▶ [Exercise]:
Output all lines exactly, with nothing added or dropped.
--- Start of Records to process ---
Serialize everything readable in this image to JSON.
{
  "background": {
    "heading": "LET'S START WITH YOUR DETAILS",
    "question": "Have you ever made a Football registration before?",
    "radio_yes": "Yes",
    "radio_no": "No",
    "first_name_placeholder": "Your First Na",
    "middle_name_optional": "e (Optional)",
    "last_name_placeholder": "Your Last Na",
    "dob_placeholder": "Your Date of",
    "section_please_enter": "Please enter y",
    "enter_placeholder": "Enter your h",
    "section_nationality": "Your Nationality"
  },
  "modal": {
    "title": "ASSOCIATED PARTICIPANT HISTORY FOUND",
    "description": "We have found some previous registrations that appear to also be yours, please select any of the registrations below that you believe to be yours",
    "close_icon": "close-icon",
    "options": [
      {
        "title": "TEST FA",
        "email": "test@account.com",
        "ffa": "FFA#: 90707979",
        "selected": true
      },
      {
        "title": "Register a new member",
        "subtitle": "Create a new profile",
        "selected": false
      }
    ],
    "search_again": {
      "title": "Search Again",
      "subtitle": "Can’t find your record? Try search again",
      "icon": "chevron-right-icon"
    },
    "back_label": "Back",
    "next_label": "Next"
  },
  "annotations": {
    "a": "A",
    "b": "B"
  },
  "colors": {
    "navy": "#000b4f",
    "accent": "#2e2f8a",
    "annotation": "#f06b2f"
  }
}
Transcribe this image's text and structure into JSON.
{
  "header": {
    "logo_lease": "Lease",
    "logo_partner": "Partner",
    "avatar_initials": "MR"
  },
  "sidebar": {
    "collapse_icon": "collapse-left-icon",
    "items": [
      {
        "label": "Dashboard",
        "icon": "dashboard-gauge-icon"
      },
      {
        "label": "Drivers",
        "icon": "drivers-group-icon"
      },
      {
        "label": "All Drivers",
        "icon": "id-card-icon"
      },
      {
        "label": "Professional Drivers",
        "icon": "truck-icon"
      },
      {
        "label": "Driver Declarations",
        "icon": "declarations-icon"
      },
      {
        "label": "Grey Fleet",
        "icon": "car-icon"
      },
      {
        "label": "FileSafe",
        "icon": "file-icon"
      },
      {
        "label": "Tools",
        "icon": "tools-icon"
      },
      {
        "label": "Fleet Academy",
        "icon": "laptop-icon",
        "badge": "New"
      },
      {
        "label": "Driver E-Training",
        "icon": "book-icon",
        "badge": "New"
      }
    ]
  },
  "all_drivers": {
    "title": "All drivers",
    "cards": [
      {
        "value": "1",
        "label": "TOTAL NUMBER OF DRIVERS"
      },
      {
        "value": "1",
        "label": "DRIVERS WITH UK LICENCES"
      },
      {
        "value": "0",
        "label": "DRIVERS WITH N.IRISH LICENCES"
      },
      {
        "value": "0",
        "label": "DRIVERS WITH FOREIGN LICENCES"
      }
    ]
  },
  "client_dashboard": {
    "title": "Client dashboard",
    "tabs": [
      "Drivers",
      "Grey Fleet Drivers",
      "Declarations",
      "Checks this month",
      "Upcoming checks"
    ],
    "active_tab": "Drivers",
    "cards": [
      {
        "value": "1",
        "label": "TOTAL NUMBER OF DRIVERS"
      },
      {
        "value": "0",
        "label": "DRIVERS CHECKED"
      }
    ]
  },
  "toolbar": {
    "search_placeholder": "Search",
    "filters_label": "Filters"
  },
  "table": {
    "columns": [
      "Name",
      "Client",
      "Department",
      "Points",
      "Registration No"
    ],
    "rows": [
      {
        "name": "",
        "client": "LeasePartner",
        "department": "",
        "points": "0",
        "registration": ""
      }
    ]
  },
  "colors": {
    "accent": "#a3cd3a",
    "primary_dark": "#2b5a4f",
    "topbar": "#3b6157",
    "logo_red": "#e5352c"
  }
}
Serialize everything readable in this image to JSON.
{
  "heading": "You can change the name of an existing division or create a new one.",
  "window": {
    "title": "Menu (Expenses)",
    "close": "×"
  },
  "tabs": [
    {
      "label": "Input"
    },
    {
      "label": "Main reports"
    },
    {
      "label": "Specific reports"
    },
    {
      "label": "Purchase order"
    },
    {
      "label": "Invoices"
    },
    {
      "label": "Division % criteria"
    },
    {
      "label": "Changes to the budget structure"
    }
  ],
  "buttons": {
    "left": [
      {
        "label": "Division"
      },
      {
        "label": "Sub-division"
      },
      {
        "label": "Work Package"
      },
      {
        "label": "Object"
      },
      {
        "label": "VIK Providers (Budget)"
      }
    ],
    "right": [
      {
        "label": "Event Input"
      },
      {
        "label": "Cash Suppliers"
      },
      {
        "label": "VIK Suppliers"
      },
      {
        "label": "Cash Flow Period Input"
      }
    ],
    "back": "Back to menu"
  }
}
--- End of Records to process ---
▶ [Task response]:
Serialize everything readable in this image to JSON.
{
  "background": {
    "heading": "LET'S START WITH YOUR DETAILS",
    "question": "Have you ever made a Football registration before?",
    "radio_yes": "Yes",
    "radio_no": "No",
    "first_name_placeholder": "Your First Na",
    "middle_name_optional": "e (Optional)",
    "last_name_placeholder": "Your Last Na",
    "dob_placeholder": "Your Date of",
    "section_please_enter": "Please enter y",
    "enter_placeholder": "Enter your h",
    "section_nationality": "Your Nationality"
  },
  "modal": {
    "title": "ASSOCIATED PARTICIPANT HISTORY FOUND",
    "description": "We have found some previous registrations that appear to also be yours, please select any of the registrations below that you believe to be yours",
    "close_icon": "close-icon",
    "options": [
      {
        "title": "TEST FA",
        "email": "test@account.com",
        "ffa": "FFA#: 90707979",
        "selected": true
      },
      {
        "title": "Register a new member",
        "subtitle": "Create a new profile",
        "selected": false
      }
    ],
    "search_again": {
      "title": "Search Again",
      "subtitle": "Can’t find your record? Try search again",
      "icon": "chevron-right-icon"
    },
    "back_label": "Back",
    "next_label": "Next"
  },
  "annotations": {
    "a": "A",
    "b": "B"
  },
  "colors": {
    "navy": "#000b4f",
    "accent": "#2e2f8a",
    "annotation": "#f06b2f"
  }
}
Transcribe this image's text and structure into JSON.
{
  "header": {
    "logo_lease": "Lease",
    "logo_partner": "Partner",
    "avatar_initials": "MR"
  },
  "sidebar": {
    "collapse_icon": "collapse-left-icon",
    "items": [
      {
        "label": "Dashboard",
        "icon": "dashboard-gauge-icon"
      },
      {
        "label": "Drivers",
        "icon": "drivers-group-icon"
      },
      {
        "label": "All Drivers",
        "icon": "id-card-icon"
      },
      {
        "label": "Professional Drivers",
        "icon": "truck-icon"
      },
      {
        "label": "Driver Declarations",
        "icon": "declarations-icon"
      },
      {
        "label": "Grey Fleet",
        "icon": "car-icon"
      },
      {
        "label": "FileSafe",
        "icon": "file-icon"
      },
      {
        "label": "Tools",
        "icon": "tools-icon"
      },
      {
        "label": "Fleet Academy",
        "icon": "laptop-icon",
        "badge": "New"
      },
      {
        "label": "Driver E-Training",
        "icon": "book-icon",
        "badge": "New"
      }
    ]
  },
  "all_drivers": {
    "title": "All drivers",
    "cards": [
      {
        "value": "1",
        "label": "TOTAL NUMBER OF DRIVERS"
      },
      {
        "value": "1",
        "label": "DRIVERS WITH UK LICENCES"
      },
      {
        "value": "0",
        "label": "DRIVERS WITH N.IRISH LICENCES"
      },
      {
        "value": "0",
        "label": "DRIVERS WITH FOREIGN LICENCES"
      }
    ]
  },
  "client_dashboard": {
    "title": "Client dashboard",
    "tabs": [
      "Drivers",
      "Grey Fleet Drivers",
      "Declarations",
      "Checks this month",
      "Upcoming checks"
    ],
    "active_tab": "Drivers",
    "cards": [
      {
        "value": "1",
        "label": "TOTAL NUMBER OF DRIVERS"
      },
      {
        "value": "0",
        "label": "DRIVERS CHECKED"
      }
    ]
  },
  "toolbar": {
    "search_placeholder": "Search",
    "filters_label": "Filters"
  },
  "table": {
    "columns": [
      "Name",
      "Client",
      "Department",
      "Points",
      "Registration No"
    ],
    "rows": [
      {
        "name": "",
        "client": "LeasePartner",
        "department": "",
        "points": "0",
        "registration": ""
      }
    ]
  },
  "colors": {
    "accent": "#a3cd3a",
    "primary_dark": "#2b5a4f",
    "topbar": "#3b6157",
    "logo_red": "#e5352c"
  }
}
Serialize everything readable in this image to JSON.
{
  "heading": "You can change the name of an existing division or create a new one.",
  "window": {
    "title": "Menu (Expenses)",
    "close": "×"
  },
  "tabs": [
    {
      "label": "Input"
    },
    {
      "label": "Main reports"
    },
    {
      "label": "Specific reports"
    },
    {
      "label": "Purchase order"
    },
    {
      "label": "Invoices"
    },
    {
      "label": "Division % criteria"
    },
    {
      "label": "Changes to the budget structure"
    }
  ],
  "buttons": {
    "left": [
      {
        "label": "Division"
      },
      {
        "label": "Sub-division"
      },
      {
        "label": "Work Package"
      },
      {
        "label": "Object"
      },
      {
        "label": "VIK Providers (Budget)"
      }
    ],
    "right": [
      {
        "label": "Event Input"
      },
      {
        "label": "Cash Suppliers"
      },
      {
        "label": "VIK Suppliers"
      },
      {
        "label": "Cash Flow Period Input"
      }
    ],
    "back": "Back to menu"
  }
}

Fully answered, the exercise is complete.